Look through the material below. Copy each line that contains the string "upon".

+===+

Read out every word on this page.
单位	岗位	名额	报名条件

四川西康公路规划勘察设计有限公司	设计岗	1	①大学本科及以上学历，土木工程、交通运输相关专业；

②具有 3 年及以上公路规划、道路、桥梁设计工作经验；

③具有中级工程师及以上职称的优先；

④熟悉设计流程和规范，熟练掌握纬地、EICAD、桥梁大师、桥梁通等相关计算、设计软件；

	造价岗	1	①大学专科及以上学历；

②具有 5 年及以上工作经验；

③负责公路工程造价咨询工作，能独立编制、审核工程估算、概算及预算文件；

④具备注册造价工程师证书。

+===+

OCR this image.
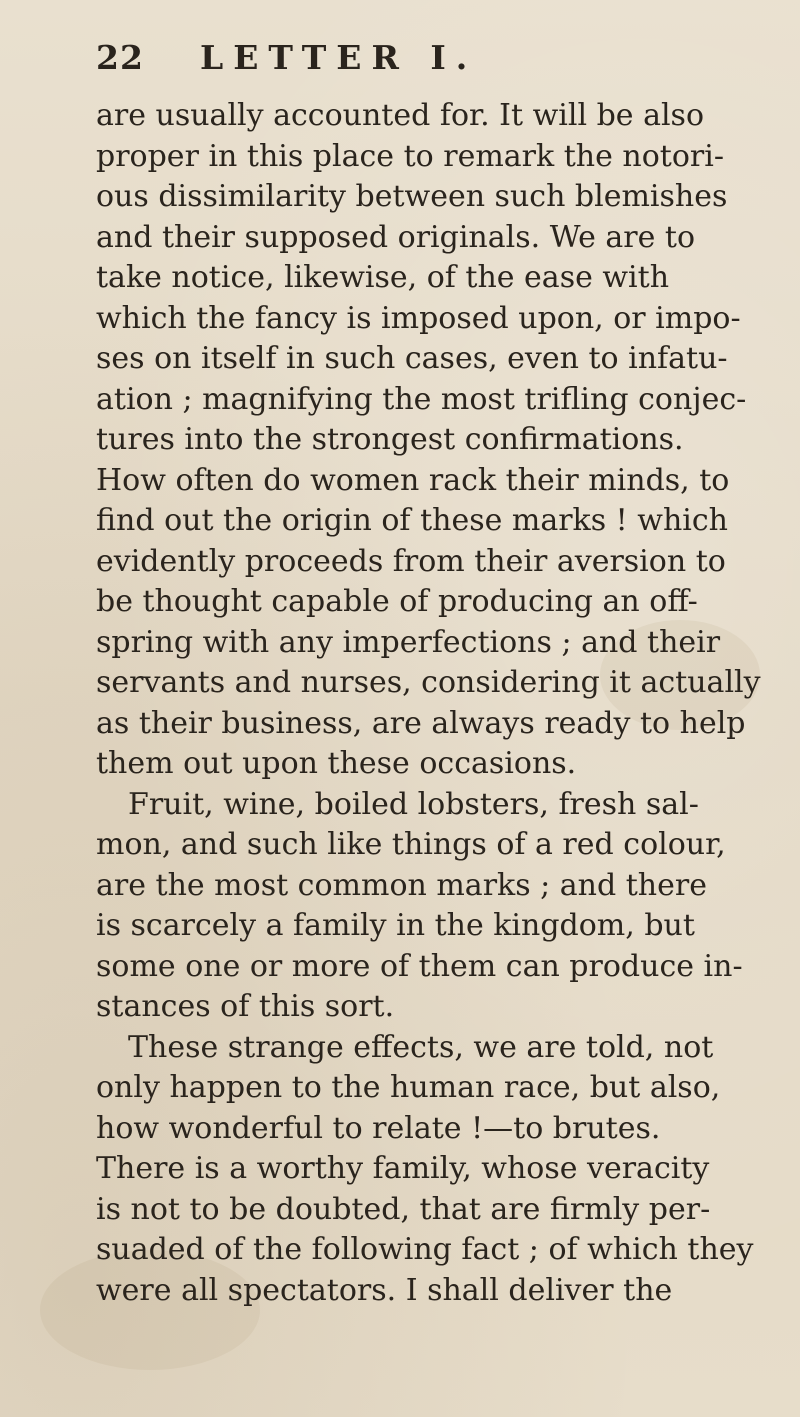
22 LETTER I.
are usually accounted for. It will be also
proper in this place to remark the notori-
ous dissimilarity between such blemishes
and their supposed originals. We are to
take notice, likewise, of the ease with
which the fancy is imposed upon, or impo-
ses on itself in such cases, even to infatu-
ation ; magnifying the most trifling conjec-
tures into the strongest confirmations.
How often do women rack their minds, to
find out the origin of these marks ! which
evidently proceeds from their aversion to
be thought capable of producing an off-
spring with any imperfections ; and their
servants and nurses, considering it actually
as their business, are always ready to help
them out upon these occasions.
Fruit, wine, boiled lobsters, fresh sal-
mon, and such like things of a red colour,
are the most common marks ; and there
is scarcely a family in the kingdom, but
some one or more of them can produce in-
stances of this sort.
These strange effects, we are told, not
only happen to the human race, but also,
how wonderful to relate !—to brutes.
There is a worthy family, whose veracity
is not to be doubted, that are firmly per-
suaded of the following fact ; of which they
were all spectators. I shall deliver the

+===+

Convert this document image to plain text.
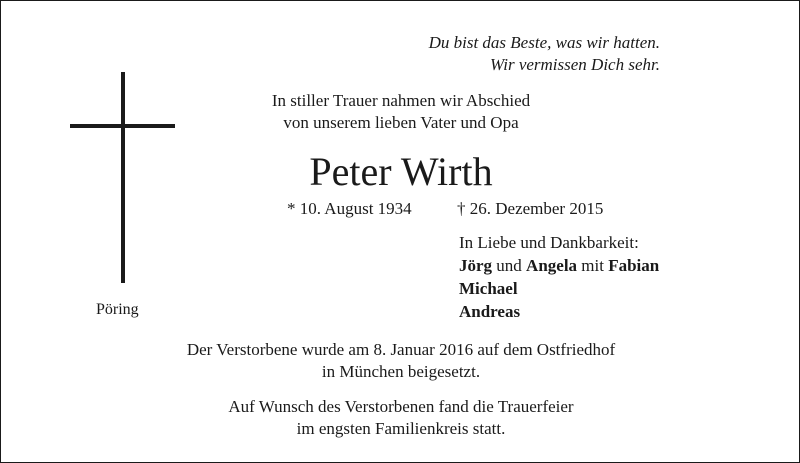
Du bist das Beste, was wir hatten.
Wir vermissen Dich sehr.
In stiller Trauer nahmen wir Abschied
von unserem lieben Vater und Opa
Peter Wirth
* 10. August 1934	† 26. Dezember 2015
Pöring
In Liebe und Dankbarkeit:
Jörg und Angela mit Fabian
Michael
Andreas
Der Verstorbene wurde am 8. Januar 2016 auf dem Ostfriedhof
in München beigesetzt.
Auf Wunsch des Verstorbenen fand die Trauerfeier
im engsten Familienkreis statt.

+===+

REPLY |
which the fancy is imposed upon, or impo-
them out upon these occasions.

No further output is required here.